[Rows from a figure dataset]
☆ ☆ ☆
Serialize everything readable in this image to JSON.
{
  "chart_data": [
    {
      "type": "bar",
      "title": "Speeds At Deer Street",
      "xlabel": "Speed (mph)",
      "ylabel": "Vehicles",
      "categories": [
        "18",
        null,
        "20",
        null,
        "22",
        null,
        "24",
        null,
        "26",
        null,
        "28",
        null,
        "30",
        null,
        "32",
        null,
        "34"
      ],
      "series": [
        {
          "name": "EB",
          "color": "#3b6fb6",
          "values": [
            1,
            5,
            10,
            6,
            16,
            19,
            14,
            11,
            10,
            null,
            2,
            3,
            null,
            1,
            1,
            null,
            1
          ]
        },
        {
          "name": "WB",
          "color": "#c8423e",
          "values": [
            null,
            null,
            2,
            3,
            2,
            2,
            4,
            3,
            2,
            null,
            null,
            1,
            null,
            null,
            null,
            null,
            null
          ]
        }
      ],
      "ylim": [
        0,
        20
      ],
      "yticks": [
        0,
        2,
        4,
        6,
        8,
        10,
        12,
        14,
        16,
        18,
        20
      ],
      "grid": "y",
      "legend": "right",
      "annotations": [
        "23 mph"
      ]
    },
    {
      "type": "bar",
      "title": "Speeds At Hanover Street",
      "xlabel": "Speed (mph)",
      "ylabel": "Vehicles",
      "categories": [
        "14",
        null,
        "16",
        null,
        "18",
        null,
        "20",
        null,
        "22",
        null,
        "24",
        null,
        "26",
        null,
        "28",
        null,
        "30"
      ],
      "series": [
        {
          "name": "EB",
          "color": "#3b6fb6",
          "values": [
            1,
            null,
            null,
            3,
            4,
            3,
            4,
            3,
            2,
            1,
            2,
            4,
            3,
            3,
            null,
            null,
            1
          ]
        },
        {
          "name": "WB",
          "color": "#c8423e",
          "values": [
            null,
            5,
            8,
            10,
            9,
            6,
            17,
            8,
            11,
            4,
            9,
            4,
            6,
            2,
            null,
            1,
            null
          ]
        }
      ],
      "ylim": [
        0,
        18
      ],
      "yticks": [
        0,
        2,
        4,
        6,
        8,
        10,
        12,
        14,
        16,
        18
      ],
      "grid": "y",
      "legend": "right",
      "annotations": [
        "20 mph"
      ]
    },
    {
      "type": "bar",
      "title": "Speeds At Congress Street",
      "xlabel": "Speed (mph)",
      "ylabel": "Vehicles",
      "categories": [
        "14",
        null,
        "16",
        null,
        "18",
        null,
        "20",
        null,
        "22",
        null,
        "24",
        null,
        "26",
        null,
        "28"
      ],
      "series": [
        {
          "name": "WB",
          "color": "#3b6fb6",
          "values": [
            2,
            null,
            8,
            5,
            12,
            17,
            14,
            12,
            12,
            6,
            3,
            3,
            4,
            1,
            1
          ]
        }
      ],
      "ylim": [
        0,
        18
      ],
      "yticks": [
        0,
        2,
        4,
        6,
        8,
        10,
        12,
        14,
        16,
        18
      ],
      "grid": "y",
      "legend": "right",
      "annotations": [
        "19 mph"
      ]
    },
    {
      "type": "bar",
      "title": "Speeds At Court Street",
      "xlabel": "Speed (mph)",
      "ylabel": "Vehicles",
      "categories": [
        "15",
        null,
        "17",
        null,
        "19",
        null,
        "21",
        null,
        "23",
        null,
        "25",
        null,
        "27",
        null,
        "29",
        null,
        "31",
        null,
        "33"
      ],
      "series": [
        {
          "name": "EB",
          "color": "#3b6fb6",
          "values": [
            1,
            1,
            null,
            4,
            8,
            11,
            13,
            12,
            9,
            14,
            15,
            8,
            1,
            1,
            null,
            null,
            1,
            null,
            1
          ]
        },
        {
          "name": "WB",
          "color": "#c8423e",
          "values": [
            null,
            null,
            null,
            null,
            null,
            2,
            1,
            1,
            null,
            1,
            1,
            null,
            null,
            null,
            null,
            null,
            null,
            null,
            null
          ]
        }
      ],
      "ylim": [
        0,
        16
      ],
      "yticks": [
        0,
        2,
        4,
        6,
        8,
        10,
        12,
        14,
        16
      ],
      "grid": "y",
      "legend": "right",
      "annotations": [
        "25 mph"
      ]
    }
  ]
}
☆ ☆ ☆
- JOB -
Look through the lines above and collect those with the word "Street".

- ANSWER FOR THE TASK -
      "title": "Speeds At Deer Street",
      "title": "Speeds At Hanover Street",
      "title": "Speeds At Congress Street",
      "title": "Speeds At Court Street",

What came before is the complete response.